**WHAT IS ASKED:** All the data below goes into the copy word for word, but the pictures don't.

**SUPPLIED MATERIAL:**

◆ ◆ ◆ ◆ ◆

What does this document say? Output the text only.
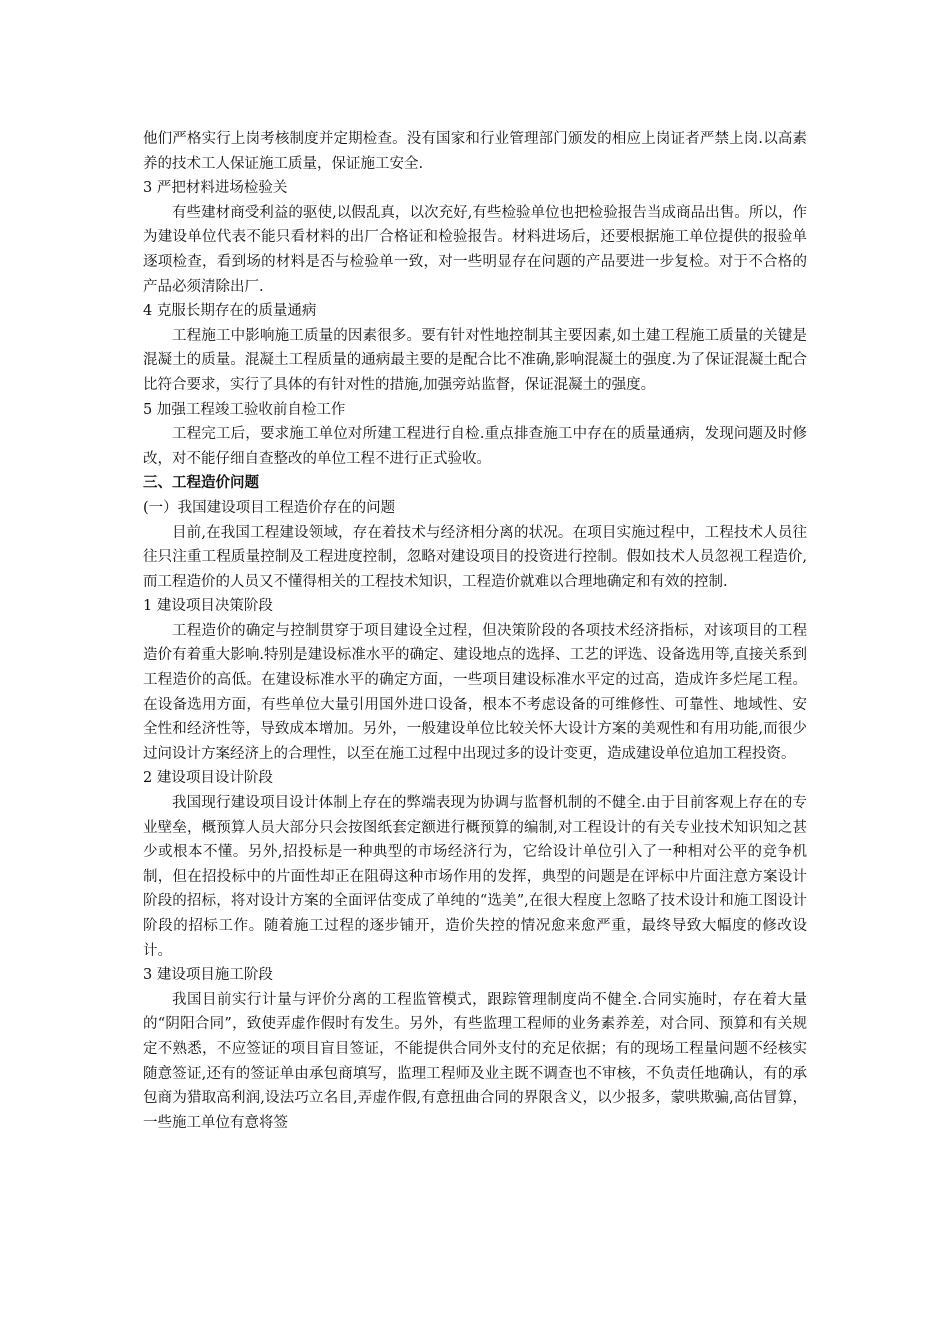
他们严格实行上岗考核制度并定期检查。没有国家和行业管理部门颁发的相应上岗证者严禁上岗.以高素养的技术工人保证施工质量，保证施工安全.

3 严把材料进场检验关

有些建材商受利益的驱使,以假乱真，以次充好,有些检验单位也把检验报告当成商品出售。所以，作为建设单位代表不能只看材料的出厂合格证和检验报告。材料进场后，还要根据施工单位提供的报验单逐项检查，看到场的材料是否与检验单一致，对一些明显存在问题的产品要进一步复检。对于不合格的产品必须清除出厂.

4 克服长期存在的质量通病

工程施工中影响施工质量的因素很多。要有针对性地控制其主要因素,如土建工程施工质量的关键是混凝土的质量。混凝土工程质量的通病最主要的是配合比不准确,影响混凝土的强度.为了保证混凝土配合比符合要求，实行了具体的有针对性的措施,加强旁站监督，保证混凝土的强度。

5 加强工程竣工验收前自检工作

工程完工后，要求施工单位对所建工程进行自检.重点排查施工中存在的质量通病，发现问题及时修改，对不能仔细自查整改的单位工程不进行正式验收。

三、工程造价问题

(一）我国建设项目工程造价存在的问题

目前,在我国工程建设领域，存在着技术与经济相分离的状况。在项目实施过程中，工程技术人员往往只注重工程质量控制及工程进度控制，忽略对建设项目的投资进行控制。假如技术人员忽视工程造价,而工程造价的人员又不懂得相关的工程技术知识，工程造价就难以合理地确定和有效的控制.

1 建设项目决策阶段

工程造价的确定与控制贯穿于项目建设全过程，但决策阶段的各项技术经济指标，对该项目的工程造价有着重大影响.特别是建设标准水平的确定、建设地点的选择、工艺的评选、设备选用等,直接关系到工程造价的高低。在建设标准水平的确定方面，一些项目建设标准水平定的过高，造成许多烂尾工程。在设备选用方面，有些单位大量引用国外进口设备，根本不考虑设备的可维修性、可靠性、地域性、安全性和经济性等，导致成本增加。另外，一般建设单位比较关怀大设计方案的美观性和有用功能,而很少过问设计方案经济上的合理性，以至在施工过程中出现过多的设计变更，造成建设单位追加工程投资。

2 建设项目设计阶段

我国现行建设项目设计体制上存在的弊端表现为协调与监督机制的不健全.由于目前客观上存在的专业壁垒，概预算人员大部分只会按图纸套定额进行概预算的编制,对工程设计的有关专业技术知识知之甚少或根本不懂。另外,招投标是一种典型的市场经济行为，它给设计单位引入了一种相对公平的竞争机制，但在招投标中的片面性却正在阻碍这种市场作用的发挥，典型的问题是在评标中片面注意方案设计阶段的招标，将对设计方案的全面评估变成了单纯的“选美”,在很大程度上忽略了技术设计和施工图设计阶段的招标工作。随着施工过程的逐步铺开，造价失控的情况愈来愈严重，最终导致大幅度的修改设计。

3 建设项目施工阶段

我国目前实行计量与评价分离的工程监管模式，跟踪管理制度尚不健全.合同实施时，存在着大量的“阴阳合同”，致使弄虚作假时有发生。另外，有些监理工程师的业务素养差，对合同、预算和有关规定不熟悉，不应签证的项目盲目签证，不能提供合同外支付的充足依据；有的现场工程量问题不经核实随意签证,还有的签证单由承包商填写，监理工程师及业主既不调查也不审核，不负责任地确认，有的承包商为猎取高利润,设法巧立名目,弄虚作假,有意扭曲合同的界限含义，以少报多，蒙哄欺骗,高估冒算，一些施工单位有意将签
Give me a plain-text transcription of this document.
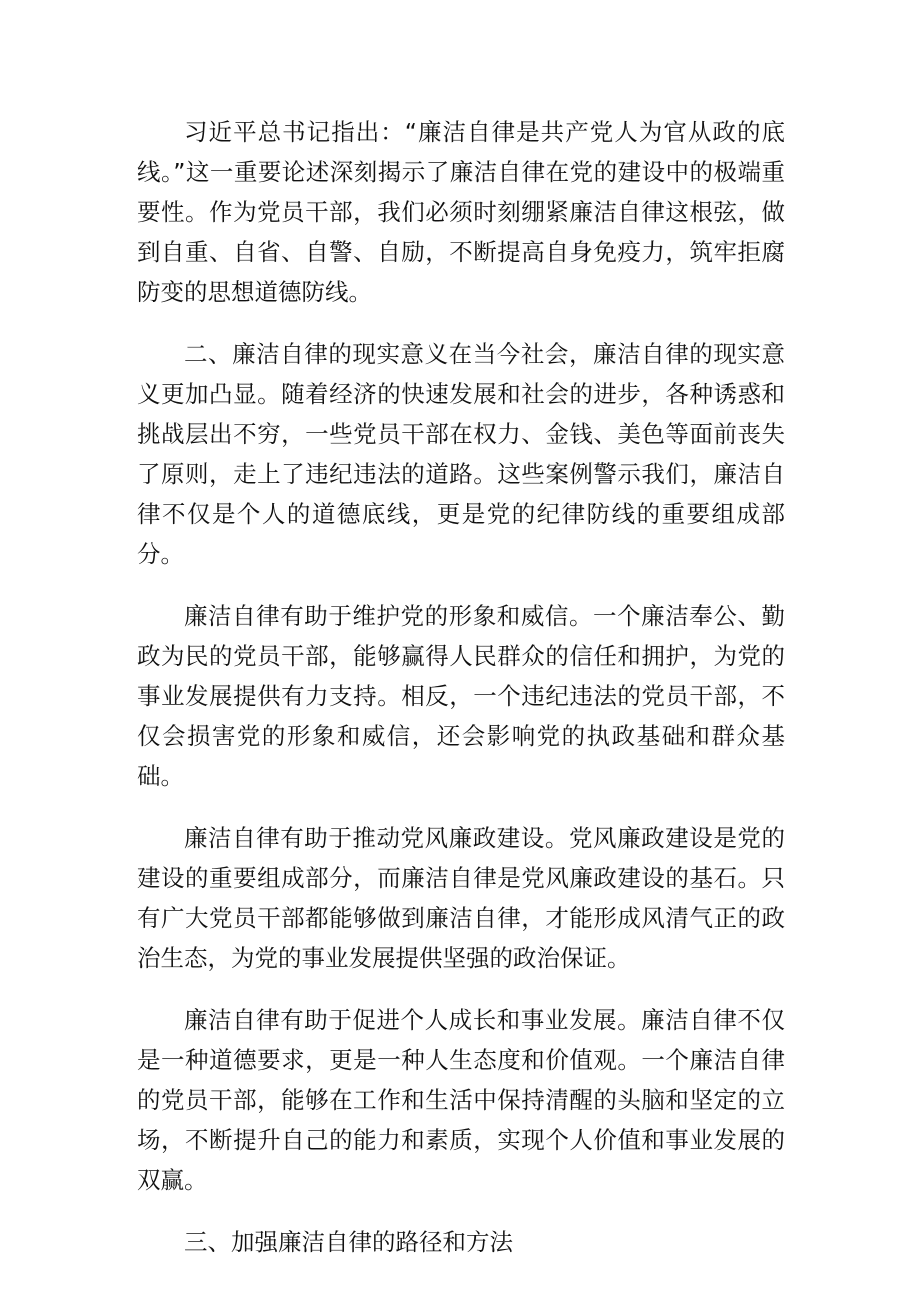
习近平总书记指出：“廉洁自律是共产党人为官从政的底线。”这一重要论述深刻揭示了廉洁自律在党的建设中的极端重要性。作为党员干部，我们必须时刻绷紧廉洁自律这根弦，做到自重、自省、自警、自励，不断提高自身免疫力，筑牢拒腐防变的思想道德防线。

二、廉洁自律的现实意义在当今社会，廉洁自律的现实意义更加凸显。随着经济的快速发展和社会的进步，各种诱惑和挑战层出不穷，一些党员干部在权力、金钱、美色等面前丧失了原则，走上了违纪违法的道路。这些案例警示我们，廉洁自律不仅是个人的道德底线，更是党的纪律防线的重要组成部分。

廉洁自律有助于维护党的形象和威信。一个廉洁奉公、勤政为民的党员干部，能够赢得人民群众的信任和拥护，为党的事业发展提供有力支持。相反，一个违纪违法的党员干部，不仅会损害党的形象和威信，还会影响党的执政基础和群众基础。

廉洁自律有助于推动党风廉政建设。党风廉政建设是党的建设的重要组成部分，而廉洁自律是党风廉政建设的基石。只有广大党员干部都能够做到廉洁自律，才能形成风清气正的政治生态，为党的事业发展提供坚强的政治保证。

廉洁自律有助于促进个人成长和事业发展。廉洁自律不仅是一种道德要求，更是一种人生态度和价值观。一个廉洁自律的党员干部，能够在工作和生活中保持清醒的头脑和坚定的立场，不断提升自己的能力和素质，实现个人价值和事业发展的双赢。

三、加强廉洁自律的路径和方法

◆ ◆ ◆ ◆ ◆

**ANSWER TO THE PROBLEM:**
What does this document say? Output the text only.
他们严格实行上岗考核制度并定期检查。没有国家和行业管理部门颁发的相应上岗证者严禁上岗.以高素养的技术工人保证施工质量，保证施工安全.

3 严把材料进场检验关

有些建材商受利益的驱使,以假乱真，以次充好,有些检验单位也把检验报告当成商品出售。所以，作为建设单位代表不能只看材料的出厂合格证和检验报告。材料进场后，还要根据施工单位提供的报验单逐项检查，看到场的材料是否与检验单一致，对一些明显存在问题的产品要进一步复检。对于不合格的产品必须清除出厂.

4 克服长期存在的质量通病

工程施工中影响施工质量的因素很多。要有针对性地控制其主要因素,如土建工程施工质量的关键是混凝土的质量。混凝土工程质量的通病最主要的是配合比不准确,影响混凝土的强度.为了保证混凝土配合比符合要求，实行了具体的有针对性的措施,加强旁站监督，保证混凝土的强度。

5 加强工程竣工验收前自检工作

工程完工后，要求施工单位对所建工程进行自检.重点排查施工中存在的质量通病，发现问题及时修改，对不能仔细自查整改的单位工程不进行正式验收。

三、工程造价问题

(一）我国建设项目工程造价存在的问题

目前,在我国工程建设领域，存在着技术与经济相分离的状况。在项目实施过程中，工程技术人员往往只注重工程质量控制及工程进度控制，忽略对建设项目的投资进行控制。假如技术人员忽视工程造价,而工程造价的人员又不懂得相关的工程技术知识，工程造价就难以合理地确定和有效的控制.

1 建设项目决策阶段

工程造价的确定与控制贯穿于项目建设全过程，但决策阶段的各项技术经济指标，对该项目的工程造价有着重大影响.特别是建设标准水平的确定、建设地点的选择、工艺的评选、设备选用等,直接关系到工程造价的高低。在建设标准水平的确定方面，一些项目建设标准水平定的过高，造成许多烂尾工程。在设备选用方面，有些单位大量引用国外进口设备，根本不考虑设备的可维修性、可靠性、地域性、安全性和经济性等，导致成本增加。另外，一般建设单位比较关怀大设计方案的美观性和有用功能,而很少过问设计方案经济上的合理性，以至在施工过程中出现过多的设计变更，造成建设单位追加工程投资。

2 建设项目设计阶段

我国现行建设项目设计体制上存在的弊端表现为协调与监督机制的不健全.由于目前客观上存在的专业壁垒，概预算人员大部分只会按图纸套定额进行概预算的编制,对工程设计的有关专业技术知识知之甚少或根本不懂。另外,招投标是一种典型的市场经济行为，它给设计单位引入了一种相对公平的竞争机制，但在招投标中的片面性却正在阻碍这种市场作用的发挥，典型的问题是在评标中片面注意方案设计阶段的招标，将对设计方案的全面评估变成了单纯的“选美”,在很大程度上忽略了技术设计和施工图设计阶段的招标工作。随着施工过程的逐步铺开，造价失控的情况愈来愈严重，最终导致大幅度的修改设计。

3 建设项目施工阶段

我国目前实行计量与评价分离的工程监管模式，跟踪管理制度尚不健全.合同实施时，存在着大量的“阴阳合同”，致使弄虚作假时有发生。另外，有些监理工程师的业务素养差，对合同、预算和有关规定不熟悉，不应签证的项目盲目签证，不能提供合同外支付的充足依据；有的现场工程量问题不经核实随意签证,还有的签证单由承包商填写，监理工程师及业主既不调查也不审核，不负责任地确认，有的承包商为猎取高利润,设法巧立名目,弄虚作假,有意扭曲合同的界限含义，以少报多，蒙哄欺骗,高估冒算，一些施工单位有意将签
Give me a plain-text transcription of this document.
习近平总书记指出：“廉洁自律是共产党人为官从政的底线。”这一重要论述深刻揭示了廉洁自律在党的建设中的极端重要性。作为党员干部，我们必须时刻绷紧廉洁自律这根弦，做到自重、自省、自警、自励，不断提高自身免疫力，筑牢拒腐防变的思想道德防线。

二、廉洁自律的现实意义在当今社会，廉洁自律的现实意义更加凸显。随着经济的快速发展和社会的进步，各种诱惑和挑战层出不穷，一些党员干部在权力、金钱、美色等面前丧失了原则，走上了违纪违法的道路。这些案例警示我们，廉洁自律不仅是个人的道德底线，更是党的纪律防线的重要组成部分。

廉洁自律有助于维护党的形象和威信。一个廉洁奉公、勤政为民的党员干部，能够赢得人民群众的信任和拥护，为党的事业发展提供有力支持。相反，一个违纪违法的党员干部，不仅会损害党的形象和威信，还会影响党的执政基础和群众基础。

廉洁自律有助于推动党风廉政建设。党风廉政建设是党的建设的重要组成部分，而廉洁自律是党风廉政建设的基石。只有广大党员干部都能够做到廉洁自律，才能形成风清气正的政治生态，为党的事业发展提供坚强的政治保证。

廉洁自律有助于促进个人成长和事业发展。廉洁自律不仅是一种道德要求，更是一种人生态度和价值观。一个廉洁自律的党员干部，能够在工作和生活中保持清醒的头脑和坚定的立场，不断提升自己的能力和素质，实现个人价值和事业发展的双赢。

三、加强廉洁自律的路径和方法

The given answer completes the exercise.